Aim of the exercise: Find the lines below that contain the string "label". Copy each one.

Entries from a visual dataset:
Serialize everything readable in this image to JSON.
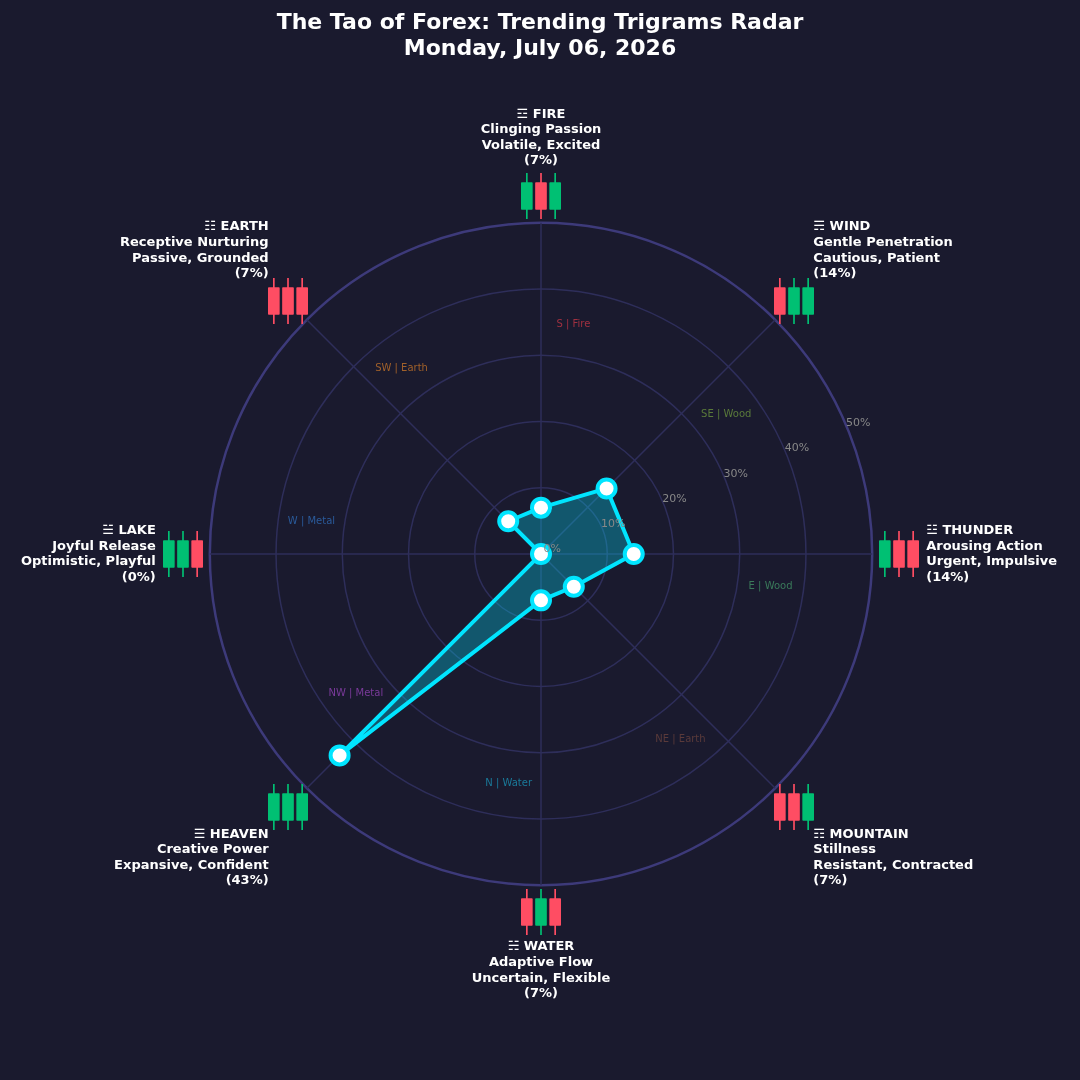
{
  "chart_data": {
    "type": "radar",
    "title": "The Tao of Forex: Trending Trigrams Radar",
    "subtitle": "Monday, July 06, 2026",
    "categories": [
      "☲ FIRE\nClinging Passion\nVolatile, Excited\n(7%)",
      "☴ WIND\nGentle Penetration\nCautious, Patient\n(14%)",
      "☳ THUNDER\nArousing Action\nUrgent, Impulsive\n(14%)",
      "☶ MOUNTAIN\nStillness\nResistant, Contracted\n(7%)",
      "☵ WATER\nAdaptive Flow\nUncertain, Flexible\n(7%)",
      "☰ HEAVEN\nCreative Power\nExpansive, Confident\n(43%)",
      "☱ LAKE\nJoyful Release\nOptimistic, Playful\n(0%)",
      "☷ EARTH\nReceptive Nurturing\nPassive, Grounded\n(7%)"
    ],
    "series": [
      {
        "color": "#00e5ff",
        "values": [
          7,
          14,
          14,
          7,
          7,
          43,
          0,
          7
        ]
      }
    ],
    "ylim": [
      0,
      50
    ],
    "yticks": [
      {
        "value": 0,
        "label": "0%"
      },
      {
        "value": 10,
        "label": "10%"
      },
      {
        "value": 20,
        "label": "20%"
      },
      {
        "value": 30,
        "label": "30%"
      },
      {
        "value": 40,
        "label": "40%"
      },
      {
        "value": 50,
        "label": "50%"
      }
    ],
    "grid": true,
    "marker": "circle",
    "annotations": [
      "S | Fire",
      "SE | Wood",
      "E | Wood",
      "NE | Earth",
      "N | Water",
      "NW | Metal",
      "W | Metal",
      "SW | Earth"
    ]
  }
}
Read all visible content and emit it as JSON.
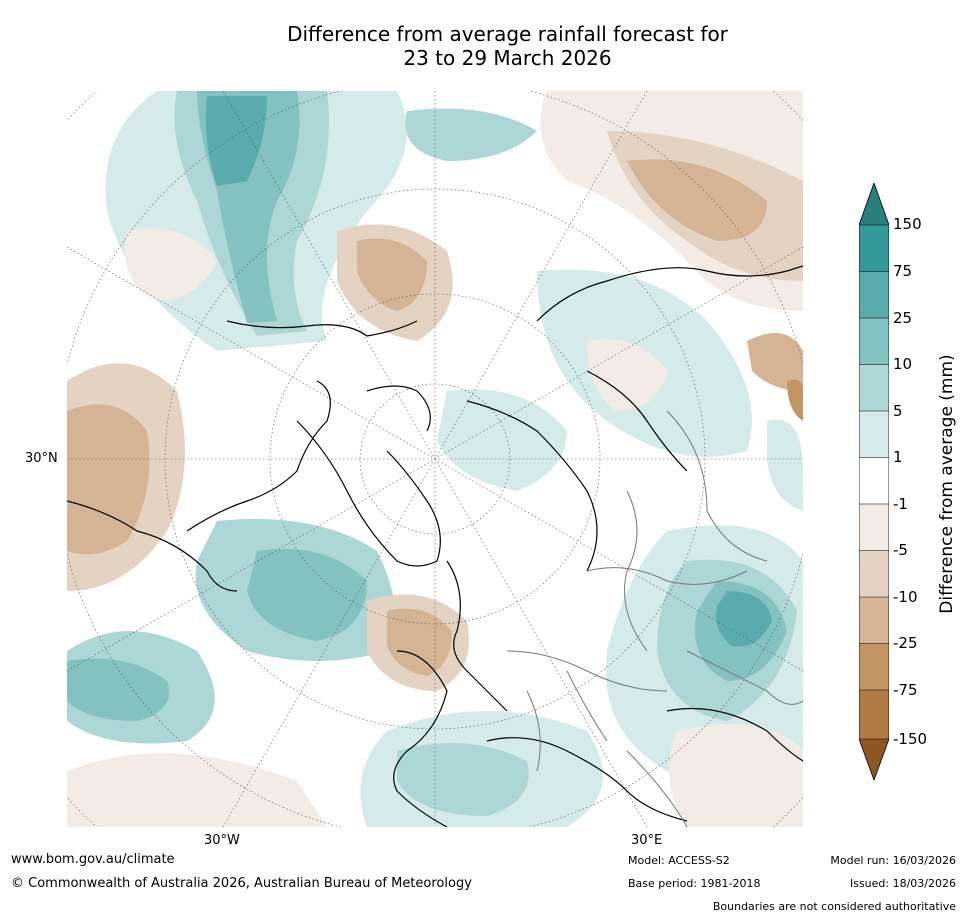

Result:
        "label": "0%"
        "label": "10%"
        "label": "20%"
        "label": "30%"
        "label": "40%"
        "label": "50%"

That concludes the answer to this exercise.